Listed entries:
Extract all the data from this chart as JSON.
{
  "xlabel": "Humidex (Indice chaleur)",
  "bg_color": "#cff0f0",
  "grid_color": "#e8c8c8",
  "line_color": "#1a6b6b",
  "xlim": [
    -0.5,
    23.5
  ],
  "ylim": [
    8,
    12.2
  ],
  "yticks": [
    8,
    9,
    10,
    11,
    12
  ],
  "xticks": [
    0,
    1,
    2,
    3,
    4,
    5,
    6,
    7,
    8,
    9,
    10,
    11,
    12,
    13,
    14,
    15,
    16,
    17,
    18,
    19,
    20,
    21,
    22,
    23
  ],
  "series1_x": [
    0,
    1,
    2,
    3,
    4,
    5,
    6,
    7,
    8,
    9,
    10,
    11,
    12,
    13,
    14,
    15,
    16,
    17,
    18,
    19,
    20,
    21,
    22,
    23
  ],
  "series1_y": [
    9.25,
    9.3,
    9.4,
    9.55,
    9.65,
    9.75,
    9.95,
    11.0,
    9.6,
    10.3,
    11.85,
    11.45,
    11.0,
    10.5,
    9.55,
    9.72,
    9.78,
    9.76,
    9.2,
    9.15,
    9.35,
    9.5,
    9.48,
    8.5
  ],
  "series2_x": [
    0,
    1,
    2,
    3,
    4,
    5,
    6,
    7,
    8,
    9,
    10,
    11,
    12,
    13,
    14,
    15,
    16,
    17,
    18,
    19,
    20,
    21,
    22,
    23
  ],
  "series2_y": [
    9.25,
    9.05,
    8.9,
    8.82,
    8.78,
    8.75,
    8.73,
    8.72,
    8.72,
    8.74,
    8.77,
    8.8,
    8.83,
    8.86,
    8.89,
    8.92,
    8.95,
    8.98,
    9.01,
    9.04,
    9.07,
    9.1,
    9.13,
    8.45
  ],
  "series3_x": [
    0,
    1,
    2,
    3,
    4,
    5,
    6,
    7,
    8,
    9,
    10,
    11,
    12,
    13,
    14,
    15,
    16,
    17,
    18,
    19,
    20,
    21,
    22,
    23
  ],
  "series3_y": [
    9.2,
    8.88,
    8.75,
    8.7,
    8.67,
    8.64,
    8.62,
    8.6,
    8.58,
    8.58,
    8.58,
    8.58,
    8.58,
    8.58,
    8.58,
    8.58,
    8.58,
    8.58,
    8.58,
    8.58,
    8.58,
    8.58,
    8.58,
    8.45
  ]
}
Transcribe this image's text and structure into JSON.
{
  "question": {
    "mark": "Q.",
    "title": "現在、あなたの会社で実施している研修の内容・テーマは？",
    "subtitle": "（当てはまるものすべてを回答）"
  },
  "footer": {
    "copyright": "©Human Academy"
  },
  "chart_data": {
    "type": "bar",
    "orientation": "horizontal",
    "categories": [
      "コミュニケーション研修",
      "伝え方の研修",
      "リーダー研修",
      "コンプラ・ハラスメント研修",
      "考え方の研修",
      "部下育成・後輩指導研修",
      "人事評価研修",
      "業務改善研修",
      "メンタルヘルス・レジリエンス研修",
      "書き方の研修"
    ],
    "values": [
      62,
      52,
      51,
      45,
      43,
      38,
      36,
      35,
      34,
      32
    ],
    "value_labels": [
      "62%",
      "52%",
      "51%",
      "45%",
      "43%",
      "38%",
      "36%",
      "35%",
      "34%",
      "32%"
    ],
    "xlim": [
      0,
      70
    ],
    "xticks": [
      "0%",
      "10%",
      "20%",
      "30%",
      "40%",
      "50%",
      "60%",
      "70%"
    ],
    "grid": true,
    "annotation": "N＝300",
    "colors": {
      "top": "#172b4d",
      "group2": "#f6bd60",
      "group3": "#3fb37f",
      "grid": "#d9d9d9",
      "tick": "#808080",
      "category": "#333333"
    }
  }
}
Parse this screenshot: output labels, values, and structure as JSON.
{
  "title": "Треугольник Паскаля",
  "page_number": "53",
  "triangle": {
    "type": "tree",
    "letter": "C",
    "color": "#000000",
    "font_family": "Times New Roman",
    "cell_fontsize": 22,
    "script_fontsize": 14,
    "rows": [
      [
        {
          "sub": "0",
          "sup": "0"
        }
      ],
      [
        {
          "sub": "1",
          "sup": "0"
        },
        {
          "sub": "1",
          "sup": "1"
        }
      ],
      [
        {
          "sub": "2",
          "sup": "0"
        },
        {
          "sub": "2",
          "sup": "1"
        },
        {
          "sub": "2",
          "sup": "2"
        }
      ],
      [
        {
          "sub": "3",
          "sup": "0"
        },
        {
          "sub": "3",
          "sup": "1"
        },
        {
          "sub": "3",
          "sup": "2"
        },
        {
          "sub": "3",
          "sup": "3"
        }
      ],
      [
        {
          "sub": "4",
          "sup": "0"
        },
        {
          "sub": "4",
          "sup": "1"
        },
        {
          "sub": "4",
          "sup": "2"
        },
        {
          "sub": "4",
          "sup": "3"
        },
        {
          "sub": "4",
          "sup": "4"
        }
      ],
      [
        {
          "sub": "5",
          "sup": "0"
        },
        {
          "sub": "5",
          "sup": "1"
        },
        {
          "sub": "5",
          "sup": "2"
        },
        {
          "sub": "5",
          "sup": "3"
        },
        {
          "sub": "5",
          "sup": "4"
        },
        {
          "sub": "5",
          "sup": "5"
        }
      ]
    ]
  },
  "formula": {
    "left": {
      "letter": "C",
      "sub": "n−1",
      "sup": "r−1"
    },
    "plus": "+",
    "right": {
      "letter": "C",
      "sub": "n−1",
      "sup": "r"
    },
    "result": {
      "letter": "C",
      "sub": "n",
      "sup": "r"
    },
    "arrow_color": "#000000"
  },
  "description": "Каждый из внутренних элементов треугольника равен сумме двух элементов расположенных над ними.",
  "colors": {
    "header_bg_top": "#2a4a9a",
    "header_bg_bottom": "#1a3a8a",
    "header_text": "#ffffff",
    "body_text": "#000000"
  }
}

Challenge: Return what is listed above, exactly and completely.

Answer to this task:
Extract all the data from this chart as JSON.
{
  "xlabel": "Humidex (Indice chaleur)",
  "bg_color": "#cff0f0",
  "grid_color": "#e8c8c8",
  "line_color": "#1a6b6b",
  "xlim": [
    -0.5,
    23.5
  ],
  "ylim": [
    8,
    12.2
  ],
  "yticks": [
    8,
    9,
    10,
    11,
    12
  ],
  "xticks": [
    0,
    1,
    2,
    3,
    4,
    5,
    6,
    7,
    8,
    9,
    10,
    11,
    12,
    13,
    14,
    15,
    16,
    17,
    18,
    19,
    20,
    21,
    22,
    23
  ],
  "series1_x": [
    0,
    1,
    2,
    3,
    4,
    5,
    6,
    7,
    8,
    9,
    10,
    11,
    12,
    13,
    14,
    15,
    16,
    17,
    18,
    19,
    20,
    21,
    22,
    23
  ],
  "series1_y": [
    9.25,
    9.3,
    9.4,
    9.55,
    9.65,
    9.75,
    9.95,
    11.0,
    9.6,
    10.3,
    11.85,
    11.45,
    11.0,
    10.5,
    9.55,
    9.72,
    9.78,
    9.76,
    9.2,
    9.15,
    9.35,
    9.5,
    9.48,
    8.5
  ],
  "series2_x": [
    0,
    1,
    2,
    3,
    4,
    5,
    6,
    7,
    8,
    9,
    10,
    11,
    12,
    13,
    14,
    15,
    16,
    17,
    18,
    19,
    20,
    21,
    22,
    23
  ],
  "series2_y": [
    9.25,
    9.05,
    8.9,
    8.82,
    8.78,
    8.75,
    8.73,
    8.72,
    8.72,
    8.74,
    8.77,
    8.8,
    8.83,
    8.86,
    8.89,
    8.92,
    8.95,
    8.98,
    9.01,
    9.04,
    9.07,
    9.1,
    9.13,
    8.45
  ],
  "series3_x": [
    0,
    1,
    2,
    3,
    4,
    5,
    6,
    7,
    8,
    9,
    10,
    11,
    12,
    13,
    14,
    15,
    16,
    17,
    18,
    19,
    20,
    21,
    22,
    23
  ],
  "series3_y": [
    9.2,
    8.88,
    8.75,
    8.7,
    8.67,
    8.64,
    8.62,
    8.6,
    8.58,
    8.58,
    8.58,
    8.58,
    8.58,
    8.58,
    8.58,
    8.58,
    8.58,
    8.58,
    8.58,
    8.58,
    8.58,
    8.58,
    8.58,
    8.45
  ]
}
Transcribe this image's text and structure into JSON.
{
  "question": {
    "mark": "Q.",
    "title": "現在、あなたの会社で実施している研修の内容・テーマは？",
    "subtitle": "（当てはまるものすべてを回答）"
  },
  "footer": {
    "copyright": "©Human Academy"
  },
  "chart_data": {
    "type": "bar",
    "orientation": "horizontal",
    "categories": [
      "コミュニケーション研修",
      "伝え方の研修",
      "リーダー研修",
      "コンプラ・ハラスメント研修",
      "考え方の研修",
      "部下育成・後輩指導研修",
      "人事評価研修",
      "業務改善研修",
      "メンタルヘルス・レジリエンス研修",
      "書き方の研修"
    ],
    "values": [
      62,
      52,
      51,
      45,
      43,
      38,
      36,
      35,
      34,
      32
    ],
    "value_labels": [
      "62%",
      "52%",
      "51%",
      "45%",
      "43%",
      "38%",
      "36%",
      "35%",
      "34%",
      "32%"
    ],
    "xlim": [
      0,
      70
    ],
    "xticks": [
      "0%",
      "10%",
      "20%",
      "30%",
      "40%",
      "50%",
      "60%",
      "70%"
    ],
    "grid": true,
    "annotation": "N＝300",
    "colors": {
      "top": "#172b4d",
      "group2": "#f6bd60",
      "group3": "#3fb37f",
      "grid": "#d9d9d9",
      "tick": "#808080",
      "category": "#333333"
    }
  }
}
Parse this screenshot: output labels, values, and structure as JSON.
{
  "title": "Треугольник Паскаля",
  "page_number": "53",
  "triangle": {
    "type": "tree",
    "letter": "C",
    "color": "#000000",
    "font_family": "Times New Roman",
    "cell_fontsize": 22,
    "script_fontsize": 14,
    "rows": [
      [
        {
          "sub": "0",
          "sup": "0"
        }
      ],
      [
        {
          "sub": "1",
          "sup": "0"
        },
        {
          "sub": "1",
          "sup": "1"
        }
      ],
      [
        {
          "sub": "2",
          "sup": "0"
        },
        {
          "sub": "2",
          "sup": "1"
        },
        {
          "sub": "2",
          "sup": "2"
        }
      ],
      [
        {
          "sub": "3",
          "sup": "0"
        },
        {
          "sub": "3",
          "sup": "1"
        },
        {
          "sub": "3",
          "sup": "2"
        },
        {
          "sub": "3",
          "sup": "3"
        }
      ],
      [
        {
          "sub": "4",
          "sup": "0"
        },
        {
          "sub": "4",
          "sup": "1"
        },
        {
          "sub": "4",
          "sup": "2"
        },
        {
          "sub": "4",
          "sup": "3"
        },
        {
          "sub": "4",
          "sup": "4"
        }
      ],
      [
        {
          "sub": "5",
          "sup": "0"
        },
        {
          "sub": "5",
          "sup": "1"
        },
        {
          "sub": "5",
          "sup": "2"
        },
        {
          "sub": "5",
          "sup": "3"
        },
        {
          "sub": "5",
          "sup": "4"
        },
        {
          "sub": "5",
          "sup": "5"
        }
      ]
    ]
  },
  "formula": {
    "left": {
      "letter": "C",
      "sub": "n−1",
      "sup": "r−1"
    },
    "plus": "+",
    "right": {
      "letter": "C",
      "sub": "n−1",
      "sup": "r"
    },
    "result": {
      "letter": "C",
      "sub": "n",
      "sup": "r"
    },
    "arrow_color": "#000000"
  },
  "description": "Каждый из внутренних элементов треугольника равен сумме двух элементов расположенных над ними.",
  "colors": {
    "header_bg_top": "#2a4a9a",
    "header_bg_bottom": "#1a3a8a",
    "header_text": "#ffffff",
    "body_text": "#000000"
  }
}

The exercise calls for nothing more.